- STATED TASK -
How many lines in these records hold the string "celule"? State only that number.

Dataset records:
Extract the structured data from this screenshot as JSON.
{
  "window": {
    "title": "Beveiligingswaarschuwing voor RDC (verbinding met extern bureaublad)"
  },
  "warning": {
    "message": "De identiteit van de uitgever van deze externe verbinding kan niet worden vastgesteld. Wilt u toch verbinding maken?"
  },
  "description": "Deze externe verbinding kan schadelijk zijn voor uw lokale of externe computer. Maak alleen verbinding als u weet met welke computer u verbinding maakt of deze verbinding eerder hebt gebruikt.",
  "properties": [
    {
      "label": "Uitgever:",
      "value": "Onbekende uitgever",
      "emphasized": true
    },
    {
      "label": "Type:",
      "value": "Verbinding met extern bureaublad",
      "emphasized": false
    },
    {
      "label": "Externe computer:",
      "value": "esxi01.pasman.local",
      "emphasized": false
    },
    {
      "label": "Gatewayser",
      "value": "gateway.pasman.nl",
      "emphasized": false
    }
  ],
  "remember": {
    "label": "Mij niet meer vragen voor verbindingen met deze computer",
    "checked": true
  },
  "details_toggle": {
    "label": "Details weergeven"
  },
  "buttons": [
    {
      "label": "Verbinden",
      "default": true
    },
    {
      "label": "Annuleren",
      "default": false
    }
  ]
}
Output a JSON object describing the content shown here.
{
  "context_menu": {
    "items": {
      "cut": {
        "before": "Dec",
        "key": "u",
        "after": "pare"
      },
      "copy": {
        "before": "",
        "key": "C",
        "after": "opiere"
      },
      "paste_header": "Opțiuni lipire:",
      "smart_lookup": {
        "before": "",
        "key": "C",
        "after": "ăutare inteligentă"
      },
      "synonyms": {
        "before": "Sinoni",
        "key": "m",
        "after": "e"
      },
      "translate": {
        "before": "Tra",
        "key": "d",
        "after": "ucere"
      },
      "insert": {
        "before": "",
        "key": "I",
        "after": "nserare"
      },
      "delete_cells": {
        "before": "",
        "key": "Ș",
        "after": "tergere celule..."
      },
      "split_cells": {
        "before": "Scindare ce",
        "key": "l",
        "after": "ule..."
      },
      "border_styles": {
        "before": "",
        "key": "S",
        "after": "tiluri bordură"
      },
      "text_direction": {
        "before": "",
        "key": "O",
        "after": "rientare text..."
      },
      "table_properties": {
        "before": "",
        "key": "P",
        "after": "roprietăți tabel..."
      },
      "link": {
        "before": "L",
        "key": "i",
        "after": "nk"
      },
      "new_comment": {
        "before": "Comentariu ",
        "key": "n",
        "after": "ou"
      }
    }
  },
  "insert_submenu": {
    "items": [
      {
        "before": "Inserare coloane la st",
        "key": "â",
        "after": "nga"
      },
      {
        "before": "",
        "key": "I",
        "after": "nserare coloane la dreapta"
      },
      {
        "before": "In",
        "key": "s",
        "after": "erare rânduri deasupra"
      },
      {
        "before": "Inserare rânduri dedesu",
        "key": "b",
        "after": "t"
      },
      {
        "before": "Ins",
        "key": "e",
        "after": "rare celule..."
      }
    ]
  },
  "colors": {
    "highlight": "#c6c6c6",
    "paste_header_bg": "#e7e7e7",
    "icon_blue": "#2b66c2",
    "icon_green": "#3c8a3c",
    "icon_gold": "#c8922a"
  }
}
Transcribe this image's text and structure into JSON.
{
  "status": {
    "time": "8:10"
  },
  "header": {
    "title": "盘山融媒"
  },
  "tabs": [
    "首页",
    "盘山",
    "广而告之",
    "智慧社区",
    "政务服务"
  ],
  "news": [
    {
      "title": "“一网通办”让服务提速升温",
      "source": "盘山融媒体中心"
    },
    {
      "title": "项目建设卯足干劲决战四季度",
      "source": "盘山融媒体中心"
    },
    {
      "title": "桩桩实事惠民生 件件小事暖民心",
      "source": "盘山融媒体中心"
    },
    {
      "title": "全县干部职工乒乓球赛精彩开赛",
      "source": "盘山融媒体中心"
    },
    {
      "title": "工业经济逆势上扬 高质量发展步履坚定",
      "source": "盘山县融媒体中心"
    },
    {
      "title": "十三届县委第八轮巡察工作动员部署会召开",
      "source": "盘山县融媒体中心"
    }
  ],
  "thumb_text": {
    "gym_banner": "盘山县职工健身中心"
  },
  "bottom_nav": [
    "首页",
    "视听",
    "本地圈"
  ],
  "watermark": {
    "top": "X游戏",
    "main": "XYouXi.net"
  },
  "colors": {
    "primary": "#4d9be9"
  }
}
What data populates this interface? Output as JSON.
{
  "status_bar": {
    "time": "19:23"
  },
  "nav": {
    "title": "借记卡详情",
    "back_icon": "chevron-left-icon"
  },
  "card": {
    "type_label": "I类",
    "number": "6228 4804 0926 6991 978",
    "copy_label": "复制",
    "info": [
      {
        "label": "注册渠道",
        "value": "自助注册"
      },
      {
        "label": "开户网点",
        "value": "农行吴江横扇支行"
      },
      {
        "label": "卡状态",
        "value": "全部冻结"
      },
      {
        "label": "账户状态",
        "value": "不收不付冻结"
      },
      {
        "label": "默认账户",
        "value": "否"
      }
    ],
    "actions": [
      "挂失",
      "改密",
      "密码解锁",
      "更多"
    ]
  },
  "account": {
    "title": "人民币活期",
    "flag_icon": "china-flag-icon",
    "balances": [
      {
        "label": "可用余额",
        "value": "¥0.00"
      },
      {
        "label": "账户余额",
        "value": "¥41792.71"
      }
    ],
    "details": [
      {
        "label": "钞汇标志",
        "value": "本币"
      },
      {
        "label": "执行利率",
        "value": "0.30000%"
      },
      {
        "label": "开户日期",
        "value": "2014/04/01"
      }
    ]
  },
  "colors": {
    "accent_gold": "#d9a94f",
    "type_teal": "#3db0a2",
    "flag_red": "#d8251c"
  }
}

- RIGHT ANSWER -
2